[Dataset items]
START

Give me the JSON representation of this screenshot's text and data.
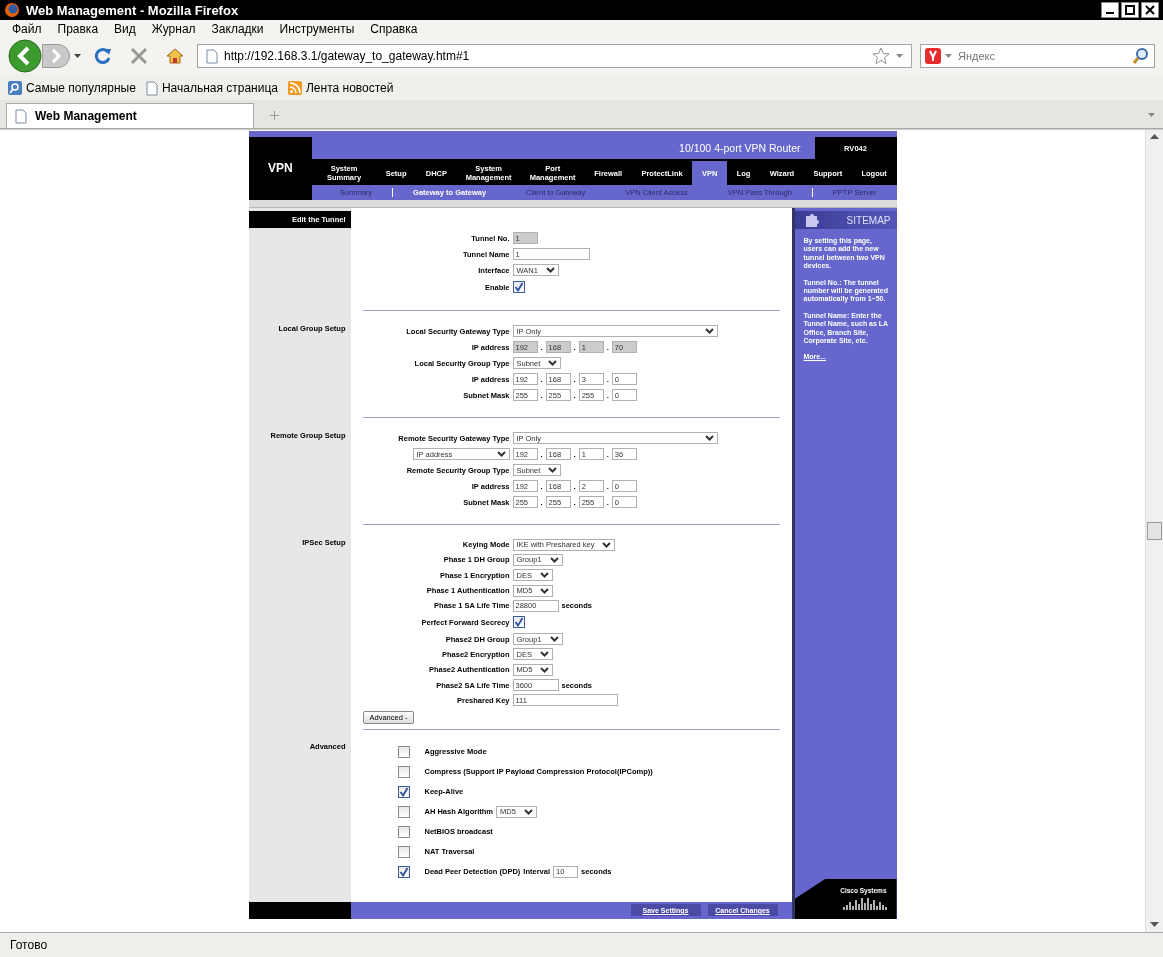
{
  "window": {
    "title": "Web Management - Mozilla Firefox"
  },
  "menu": [
    "Файл",
    "Правка",
    "Вид",
    "Журнал",
    "Закладки",
    "Инструменты",
    "Справка"
  ],
  "address_bar": {
    "url": "http://192.168.3.1/gateway_to_gateway.htm#1"
  },
  "search": {
    "placeholder": "Яндекс"
  },
  "bookmarks": [
    {
      "label": "Самые популярные",
      "kind": "search"
    },
    {
      "label": "Начальная страница",
      "kind": "page"
    },
    {
      "label": "Лента новостей",
      "kind": "feed"
    }
  ],
  "tabs": [
    {
      "label": "Web Management",
      "selected": true
    }
  ],
  "page": {
    "section": "VPN",
    "product": "10/100 4-port VPN Router",
    "model": "RV042",
    "nav": [
      {
        "label": "System Summary",
        "selected": false
      },
      {
        "label": "Setup",
        "selected": false
      },
      {
        "label": "DHCP",
        "selected": false
      },
      {
        "label": "System Management",
        "selected": false
      },
      {
        "label": "Port Management",
        "selected": false
      },
      {
        "label": "Firewall",
        "selected": false
      },
      {
        "label": "ProtectLink",
        "selected": false
      },
      {
        "label": "VPN",
        "selected": true
      },
      {
        "label": "Log",
        "selected": false
      },
      {
        "label": "Wizard",
        "selected": false
      },
      {
        "label": "Support",
        "selected": false
      },
      {
        "label": "Logout",
        "selected": false
      }
    ],
    "subnav": [
      {
        "label": "Summary",
        "selected": false,
        "divider": true
      },
      {
        "label": "Gateway to Gateway",
        "selected": true,
        "divider": false
      },
      {
        "label": "Client to Gateway",
        "selected": false,
        "divider": false
      },
      {
        "label": "VPN Client Access",
        "selected": false,
        "divider": false
      },
      {
        "label": "VPN Pass Through",
        "selected": false,
        "divider": true
      },
      {
        "label": "PPTP Server",
        "selected": false,
        "divider": false
      }
    ],
    "sections": [
      {
        "title": "Edit the Tunnel",
        "kind": "header",
        "rows": [
          {
            "label": "Tunnel No.",
            "controls": [
              {
                "kind": "short-input",
                "value": "1",
                "disabled": true
              }
            ]
          },
          {
            "label": "Tunnel Name",
            "controls": [
              {
                "kind": "input",
                "value": "1",
                "disabled": false
              }
            ]
          },
          {
            "label": "Interface",
            "controls": [
              {
                "kind": "select",
                "value": "WAN1"
              }
            ]
          },
          {
            "label": "Enable",
            "controls": [
              {
                "kind": "checkbox",
                "checked": true
              }
            ]
          }
        ]
      },
      {
        "title": "Local Group Setup",
        "kind": "form",
        "rows": [
          {
            "label": "Local Security Gateway Type",
            "controls": [
              {
                "kind": "wide-select",
                "value": "IP Only"
              }
            ]
          },
          {
            "label": "IP address",
            "controls": [
              {
                "kind": "ip",
                "octets": [
                  "192",
                  "168",
                  "1",
                  "70"
                ],
                "separator": ".",
                "disabled": true
              }
            ]
          },
          {
            "label": "Local Security Group Type",
            "controls": [
              {
                "kind": "select",
                "value": "Subnet"
              }
            ]
          },
          {
            "label": "IP address",
            "controls": [
              {
                "kind": "ip",
                "octets": [
                  "192",
                  "168",
                  "3",
                  "0"
                ],
                "separator": ".",
                "disabled": false
              }
            ]
          },
          {
            "label": "Subnet Mask",
            "controls": [
              {
                "kind": "ip",
                "octets": [
                  "255",
                  "255",
                  "255",
                  "0"
                ],
                "separator": ".",
                "disabled": false
              }
            ]
          }
        ]
      },
      {
        "title": "Remote Group Setup",
        "kind": "form",
        "rows": [
          {
            "label": "Remote Security Gateway Type",
            "controls": [
              {
                "kind": "wide-select",
                "value": "IP Only"
              }
            ]
          },
          {
            "label_select": "IP address",
            "controls": [
              {
                "kind": "ip",
                "octets": [
                  "192",
                  "168",
                  "1",
                  "36"
                ],
                "separator": ".",
                "disabled": false
              }
            ]
          },
          {
            "label": "Remote Security Group Type",
            "controls": [
              {
                "kind": "select",
                "value": "Subnet"
              }
            ]
          },
          {
            "label": "IP address",
            "controls": [
              {
                "kind": "ip",
                "octets": [
                  "192",
                  "168",
                  "2",
                  "0"
                ],
                "separator": ".",
                "disabled": false
              }
            ]
          },
          {
            "label": "Subnet Mask",
            "controls": [
              {
                "kind": "ip",
                "octets": [
                  "255",
                  "255",
                  "255",
                  "0"
                ],
                "separator": ".",
                "disabled": false
              }
            ]
          }
        ]
      },
      {
        "title": "IPSec Setup",
        "kind": "form",
        "button": "Advanced -",
        "rows": [
          {
            "label": "Keying Mode",
            "controls": [
              {
                "kind": "select",
                "value": "IKE with Preshared key"
              }
            ]
          },
          {
            "label": "Phase 1 DH Group",
            "controls": [
              {
                "kind": "select",
                "value": "Group1"
              }
            ]
          },
          {
            "label": "Phase 1 Encryption",
            "controls": [
              {
                "kind": "select",
                "value": "DES"
              }
            ]
          },
          {
            "label": "Phase 1 Authentication",
            "controls": [
              {
                "kind": "select",
                "value": "MD5"
              }
            ]
          },
          {
            "label": "Phase 1 SA Life Time",
            "controls": [
              {
                "kind": "input",
                "value": "28800",
                "disabled": false
              },
              {
                "kind": "text",
                "text": "seconds"
              }
            ]
          },
          {
            "label": "Perfect Forward Secrecy",
            "controls": [
              {
                "kind": "checkbox",
                "checked": true
              }
            ]
          },
          {
            "label": "Phase2 DH Group",
            "controls": [
              {
                "kind": "select",
                "value": "Group1"
              }
            ]
          },
          {
            "label": "Phase2 Encryption",
            "controls": [
              {
                "kind": "select",
                "value": "DES"
              }
            ]
          },
          {
            "label": "Phase2 Authentication",
            "controls": [
              {
                "kind": "select",
                "value": "MD5"
              }
            ]
          },
          {
            "label": "Phase2 SA Life Time",
            "controls": [
              {
                "kind": "input",
                "value": "3600",
                "disabled": false
              },
              {
                "kind": "text",
                "text": "seconds"
              }
            ]
          },
          {
            "label": "Preshared Key",
            "controls": [
              {
                "kind": "long-input",
                "value": "111",
                "disabled": false
              }
            ]
          }
        ]
      },
      {
        "title": "Advanced",
        "kind": "checklist",
        "rows": [
          {
            "label": "Aggressive Mode",
            "checked": false,
            "controls": []
          },
          {
            "label": "Compress (Support IP Payload Compression Protocol(IPComp))",
            "checked": false,
            "controls": []
          },
          {
            "label": "Keep-Alive",
            "checked": true,
            "controls": []
          },
          {
            "label": "AH Hash Algorithm",
            "checked": false,
            "controls": [
              {
                "kind": "select",
                "value": "MD5"
              }
            ]
          },
          {
            "label": "NetBIOS broadcast",
            "checked": false,
            "controls": []
          },
          {
            "label": "NAT Traversal",
            "checked": false,
            "controls": []
          },
          {
            "label": "Dead Peer Detection (DPD)",
            "checked": true,
            "controls": [
              {
                "kind": "text",
                "text": "Interval"
              },
              {
                "kind": "short-input",
                "value": "10",
                "disabled": false
              },
              {
                "kind": "text",
                "text": "seconds"
              }
            ]
          }
        ]
      }
    ],
    "sitemap": {
      "title": "SITEMAP",
      "paragraphs": [
        "By setting this page, users can add the new tunnel between two VPN devices.",
        "Tunnel No.: The tunnel number will be generated automatically from 1~50.",
        "Tunnel Name: Enter the Tunnel Name, such as LA Office, Branch Site, Corporate Site, etc."
      ],
      "link": "More..."
    },
    "buttons": [
      "Save Settings",
      "Cancel Changes"
    ],
    "brand": "Cisco Systems"
  },
  "status_bar": "Готово"
}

END

_EXERCISE DIRECTIONS:_
Using the entries above, tally how many lines have the word "Local" in them; write the number and nothing more.

_OUTPUT FOR THIS TASK:_
3